--- begin ---
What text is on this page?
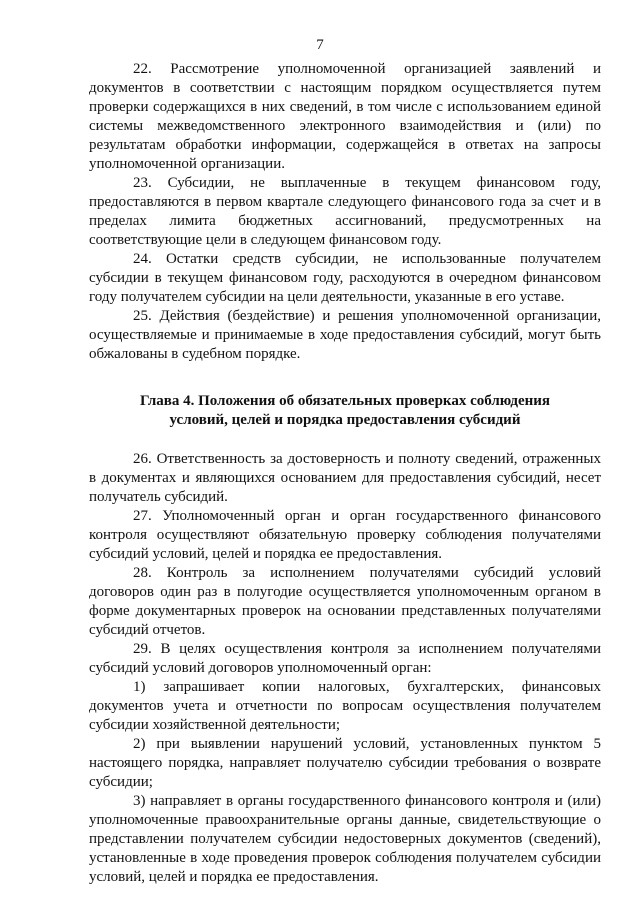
7

22. Рассмотрение уполномоченной организацией заявлений и документов в соответствии с настоящим порядком осуществляется путем проверки содержащихся в них сведений, в том числе с использованием единой системы межведомственного электронного взаимодействия и (или) по результатам обработки информации, содержащейся в ответах на запросы уполномоченной организации.

23. Субсидии, не выплаченные в текущем финансовом году, предоставляются в первом квартале следующего финансового года за счет и в пределах лимита бюджетных ассигнований, предусмотренных на соответствующие цели в следующем финансовом году.

24. Остатки средств субсидии, не использованные получателем субсидии в текущем финансовом году, расходуются в очередном финансовом году получателем субсидии на цели деятельности, указанные в его уставе.

25. Действия (бездействие) и решения уполномоченной организации, осуществляемые и принимаемые в ходе предоставления субсидий, могут быть обжалованы в судебном порядке.

Глава 4. Положения об обязательных проверках соблюдения
условий, целей и порядка предоставления субсидий

26. Ответственность за достоверность и полноту сведений, отраженных в документах и являющихся основанием для предоставления субсидий, несет получатель субсидий.

27. Уполномоченный орган и орган государственного финансового контроля осуществляют обязательную проверку соблюдения получателями субсидий условий, целей и порядка ее предоставления.

28. Контроль за исполнением получателями субсидий условий договоров один раз в полугодие осуществляется уполномоченным органом в форме документарных проверок на основании представленных получателями субсидий отчетов.

29. В целях осуществления контроля за исполнением получателями субсидий условий договоров уполномоченный орган:

1) запрашивает копии налоговых, бухгалтерских, финансовых документов учета и отчетности по вопросам осуществления получателем субсидии хозяйственной деятельности;

2) при выявлении нарушений условий, установленных пунктом 5 настоящего порядка, направляет получателю субсидии требования о возврате субсидии;

3) направляет в органы государственного финансового контроля и (или) уполномоченные правоохранительные органы данные, свидетельствующие о представлении получателем субсидии недостоверных документов (сведений), установленные в ходе проведения проверок соблюдения получателем субсидии условий, целей и порядка ее предоставления.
--- end ---
Reproduce each line word for word and drop the pictures.

What text is on this page?
7

22. Рассмотрение уполномоченной организацией заявлений и документов в соответствии с настоящим порядком осуществляется путем проверки содержащихся в них сведений, в том числе с использованием единой системы межведомственного электронного взаимодействия и (или) по результатам обработки информации, содержащейся в ответах на запросы уполномоченной организации.

23. Субсидии, не выплаченные в текущем финансовом году, предоставляются в первом квартале следующего финансового года за счет и в пределах лимита бюджетных ассигнований, предусмотренных на соответствующие цели в следующем финансовом году.

24. Остатки средств субсидии, не использованные получателем субсидии в текущем финансовом году, расходуются в очередном финансовом году получателем субсидии на цели деятельности, указанные в его уставе.

25. Действия (бездействие) и решения уполномоченной организации, осуществляемые и принимаемые в ходе предоставления субсидий, могут быть обжалованы в судебном порядке.

Глава 4. Положения об обязательных проверках соблюдения
условий, целей и порядка предоставления субсидий

26. Ответственность за достоверность и полноту сведений, отраженных в документах и являющихся основанием для предоставления субсидий, несет получатель субсидий.

27. Уполномоченный орган и орган государственного финансового контроля осуществляют обязательную проверку соблюдения получателями субсидий условий, целей и порядка ее предоставления.

28. Контроль за исполнением получателями субсидий условий договоров один раз в полугодие осуществляется уполномоченным органом в форме документарных проверок на основании представленных получателями субсидий отчетов.

29. В целях осуществления контроля за исполнением получателями субсидий условий договоров уполномоченный орган:

1) запрашивает копии налоговых, бухгалтерских, финансовых документов учета и отчетности по вопросам осуществления получателем субсидии хозяйственной деятельности;

2) при выявлении нарушений условий, установленных пунктом 5 настоящего порядка, направляет получателю субсидии требования о возврате субсидии;

3) направляет в органы государственного финансового контроля и (или) уполномоченные правоохранительные органы данные, свидетельствующие о представлении получателем субсидии недостоверных документов (сведений), установленные в ходе проведения проверок соблюдения получателем субсидии условий, целей и порядка ее предоставления.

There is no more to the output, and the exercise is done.